**PROBLEM DETAILS**
Give the entries back exactly, dropping each image.

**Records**
(begin)

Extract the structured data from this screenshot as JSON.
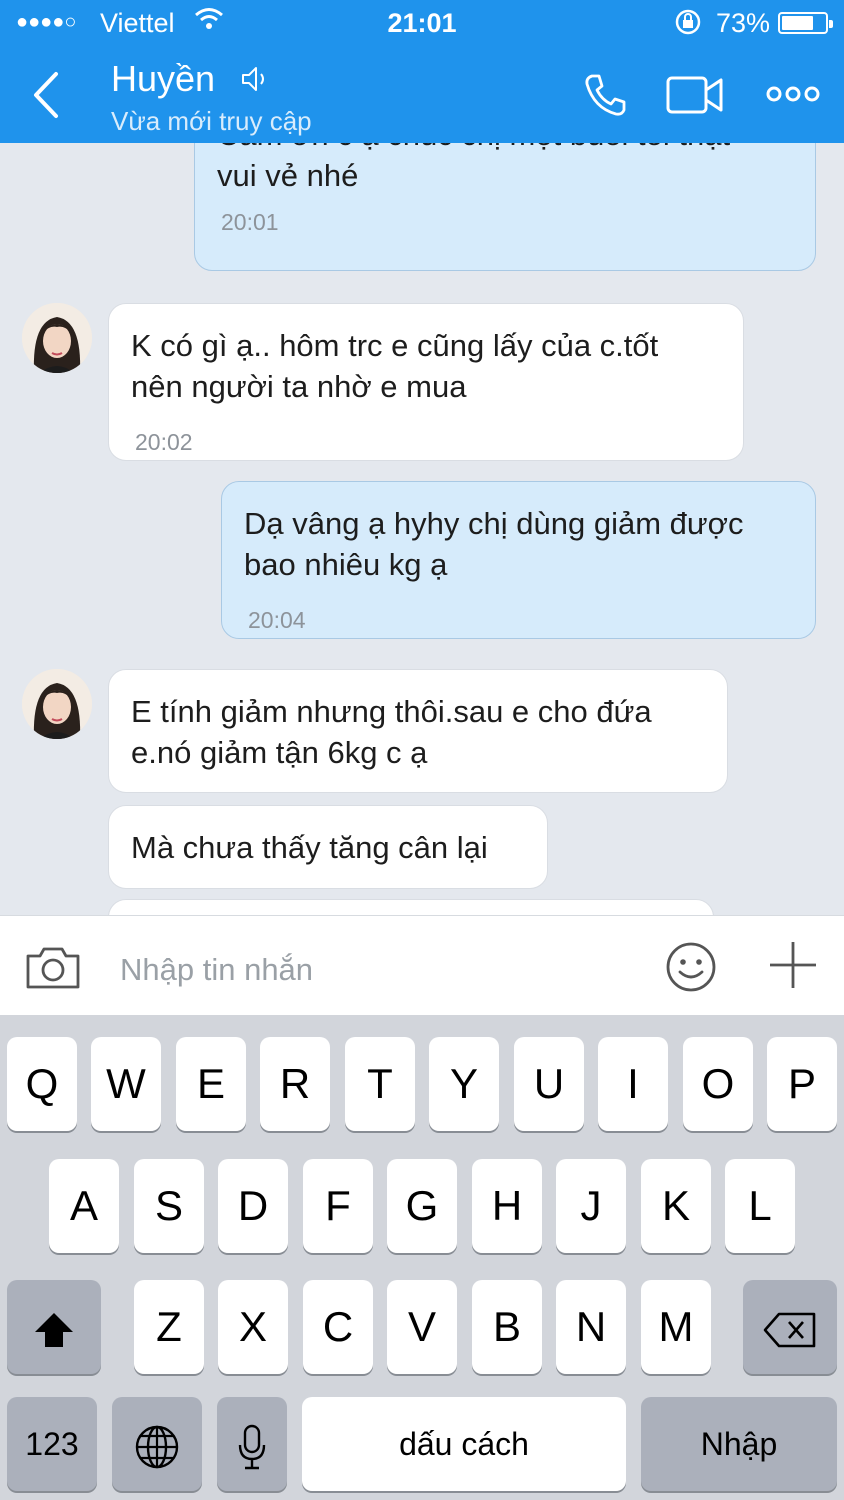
{
  "status_bar": {
    "signal": "●●●●○",
    "carrier": "Viettel",
    "time": "21:01",
    "battery": "73%",
    "battery_level": 0.73
  },
  "header": {
    "contact_name": "Huyền",
    "contact_status": "Vừa mới truy cập",
    "icons": [
      "back-icon",
      "speaker-icon",
      "phone-icon",
      "video-icon",
      "more-icon"
    ],
    "color": "#1f93ec"
  },
  "messages": [
    {
      "direction": "out",
      "lines": [
        "Cám ơn c ạ chúc chị một buổi tối thật",
        "vui vẻ nhé"
      ],
      "time": "20:01"
    },
    {
      "direction": "in",
      "lines": [
        "K có gì ạ.. hôm trc e cũng lấy của c.tốt",
        "nên người  ta nhờ e mua"
      ],
      "time": "20:02"
    },
    {
      "direction": "out",
      "lines": [
        "Dạ vâng ạ hyhy chị dùng giảm được",
        "bao nhiêu kg ạ"
      ],
      "time": "20:04"
    },
    {
      "direction": "in",
      "lines": [
        "E tính giảm nhưng thôi.sau e cho đứa",
        "e.nó giảm tận 6kg c ạ"
      ]
    },
    {
      "direction": "in",
      "lines": [
        "Mà chưa thấy tăng cân lại"
      ]
    }
  ],
  "composer": {
    "placeholder": "Nhập tin nhắn"
  },
  "keyboard": {
    "row1": [
      "Q",
      "W",
      "E",
      "R",
      "T",
      "Y",
      "U",
      "I",
      "O",
      "P"
    ],
    "row2": [
      "A",
      "S",
      "D",
      "F",
      "G",
      "H",
      "J",
      "K",
      "L"
    ],
    "row3": [
      "Z",
      "X",
      "C",
      "V",
      "B",
      "N",
      "M"
    ],
    "numbers_label": "123",
    "space_label": "dấu cách",
    "return_label": "Nhập"
  }
}
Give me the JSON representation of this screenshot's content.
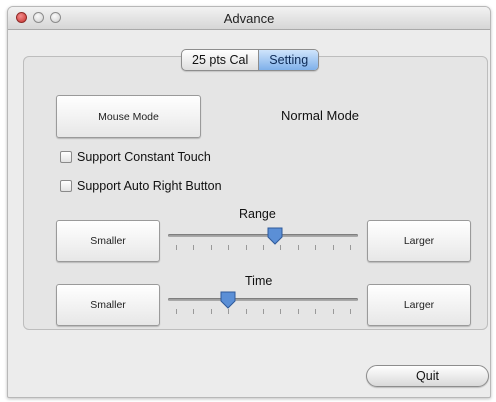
{
  "window": {
    "title": "Advance"
  },
  "tabs": [
    {
      "label": "25 pts Cal",
      "active": false
    },
    {
      "label": "Setting",
      "active": true
    }
  ],
  "mode": {
    "button_label": "Mouse Mode",
    "current_mode": "Normal Mode"
  },
  "options": {
    "constant_touch": {
      "label": "Support Constant Touch",
      "checked": false
    },
    "auto_right": {
      "label": "Support Auto Right Button",
      "checked": false
    }
  },
  "range": {
    "label": "Range",
    "smaller_label": "Smaller",
    "larger_label": "Larger",
    "value": 0.57
  },
  "time": {
    "label": "Time",
    "smaller_label": "Smaller",
    "larger_label": "Larger",
    "value": 0.3
  },
  "footer": {
    "quit_label": "Quit"
  },
  "colors": {
    "active_tab": "#7fb0ea",
    "thumb": "#5b8fd6",
    "close_button": "#c9322e"
  }
}
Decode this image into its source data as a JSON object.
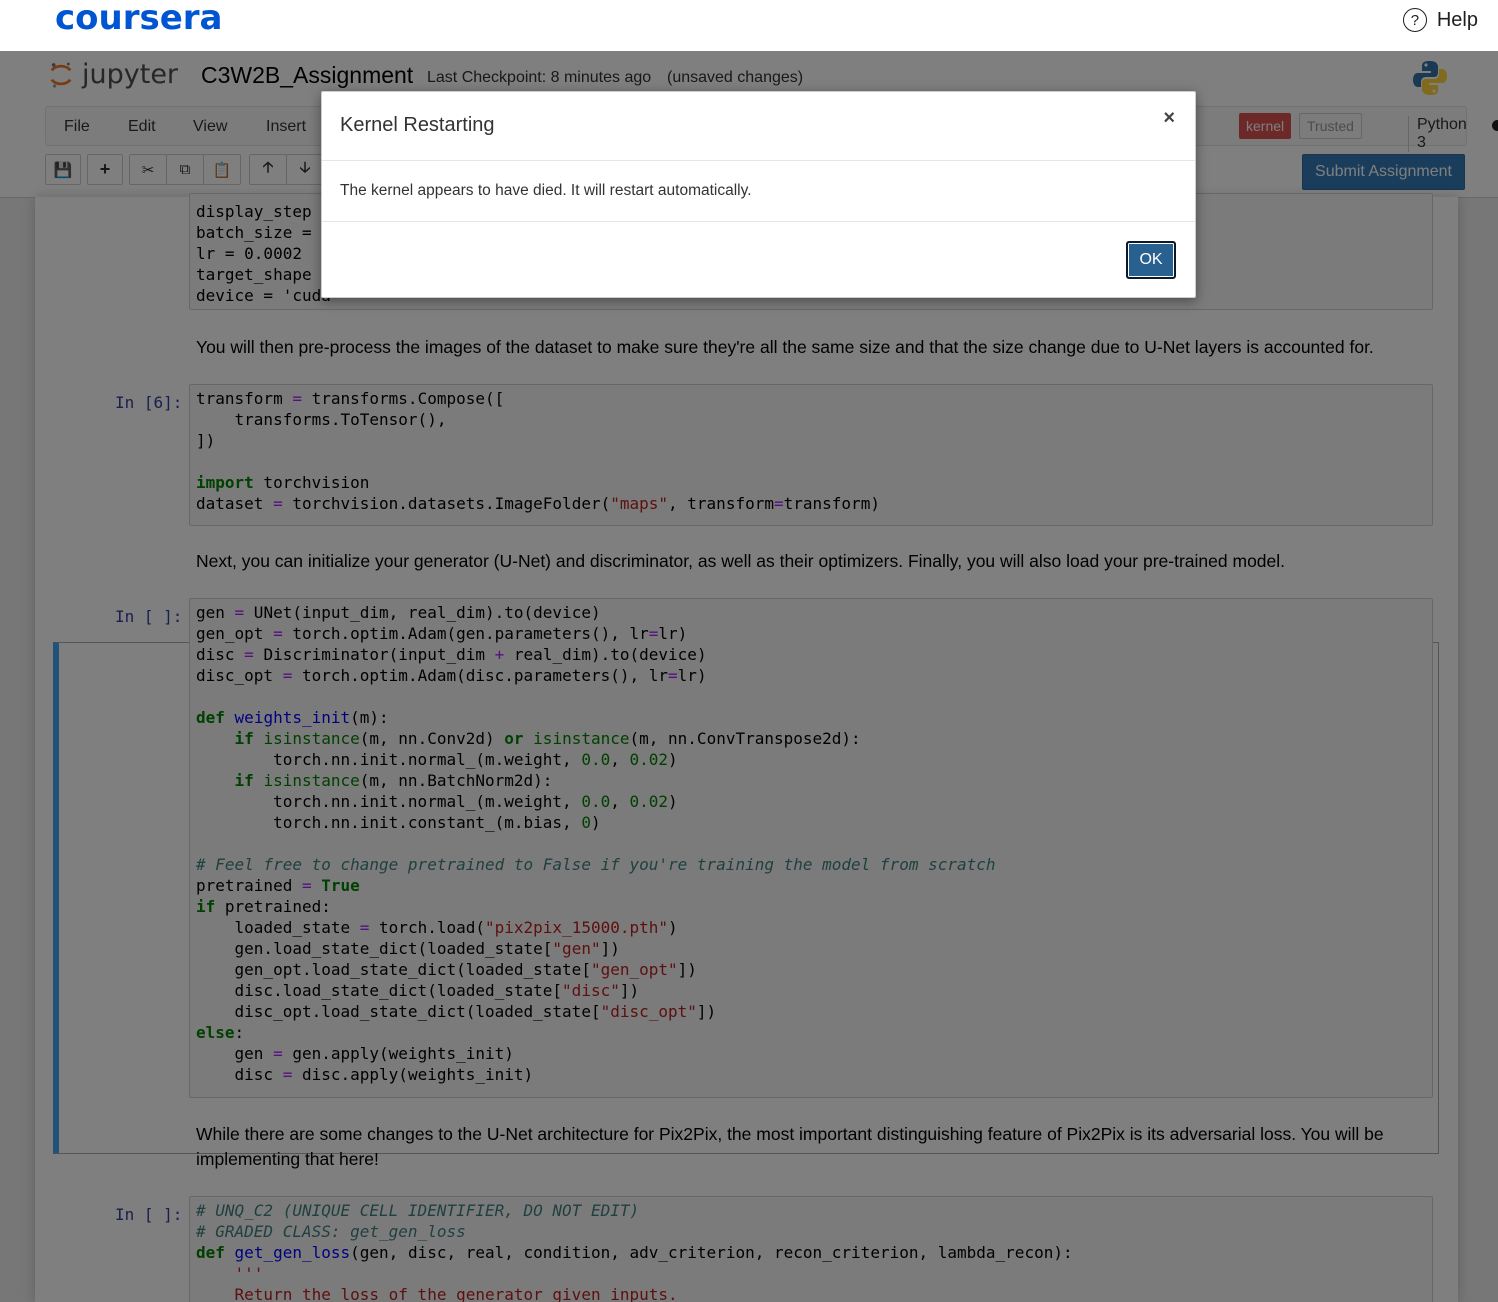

(end)

**EXPECTED OUTPUT**
Extract the structured data from this screenshot as JSON.
{
  "status_bar": {
    "signal": "●●●●○",
    "carrier": "Viettel",
    "time": "21:01",
    "battery": "73%",
    "battery_level": 0.73
  },
  "header": {
    "contact_name": "Huyền",
    "contact_status": "Vừa mới truy cập",
    "icons": [
      "back-icon",
      "speaker-icon",
      "phone-icon",
      "video-icon",
      "more-icon"
    ],
    "color": "#1f93ec"
  },
  "messages": [
    {
      "direction": "out",
      "lines": [
        "Cám ơn c ạ chúc chị một buổi tối thật",
        "vui vẻ nhé"
      ],
      "time": "20:01"
    },
    {
      "direction": "in",
      "lines": [
        "K có gì ạ.. hôm trc e cũng lấy của c.tốt",
        "nên người  ta nhờ e mua"
      ],
      "time": "20:02"
    },
    {
      "direction": "out",
      "lines": [
        "Dạ vâng ạ hyhy chị dùng giảm được",
        "bao nhiêu kg ạ"
      ],
      "time": "20:04"
    },
    {
      "direction": "in",
      "lines": [
        "E tính giảm nhưng thôi.sau e cho đứa",
        "e.nó giảm tận 6kg c ạ"
      ]
    },
    {
      "direction": "in",
      "lines": [
        "Mà chưa thấy tăng cân lại"
      ]
    }
  ],
  "composer": {
    "placeholder": "Nhập tin nhắn"
  },
  "keyboard": {
    "row1": [
      "Q",
      "W",
      "E",
      "R",
      "T",
      "Y",
      "U",
      "I",
      "O",
      "P"
    ],
    "row2": [
      "A",
      "S",
      "D",
      "F",
      "G",
      "H",
      "J",
      "K",
      "L"
    ],
    "row3": [
      "Z",
      "X",
      "C",
      "V",
      "B",
      "N",
      "M"
    ],
    "numbers_label": "123",
    "space_label": "dấu cách",
    "return_label": "Nhập"
  }
}
Give me the JSON representation of this screenshot's content.
{
  "window": {
    "title": "Advance"
  },
  "tabs": [
    {
      "label": "25 pts Cal",
      "active": false
    },
    {
      "label": "Setting",
      "active": true
    }
  ],
  "mode": {
    "button_label": "Mouse Mode",
    "current_mode": "Normal Mode"
  },
  "options": {
    "constant_touch": {
      "label": "Support Constant Touch",
      "checked": false
    },
    "auto_right": {
      "label": "Support Auto Right Button",
      "checked": false
    }
  },
  "range": {
    "label": "Range",
    "smaller_label": "Smaller",
    "larger_label": "Larger",
    "value": 0.57
  },
  "time": {
    "label": "Time",
    "smaller_label": "Smaller",
    "larger_label": "Larger",
    "value": 0.3
  },
  "footer": {
    "quit_label": "Quit"
  },
  "colors": {
    "active_tab": "#7fb0ea",
    "thumb": "#5b8fd6",
    "close_button": "#c9322e"
  }
}
Decode this image into its source data as a JSON object.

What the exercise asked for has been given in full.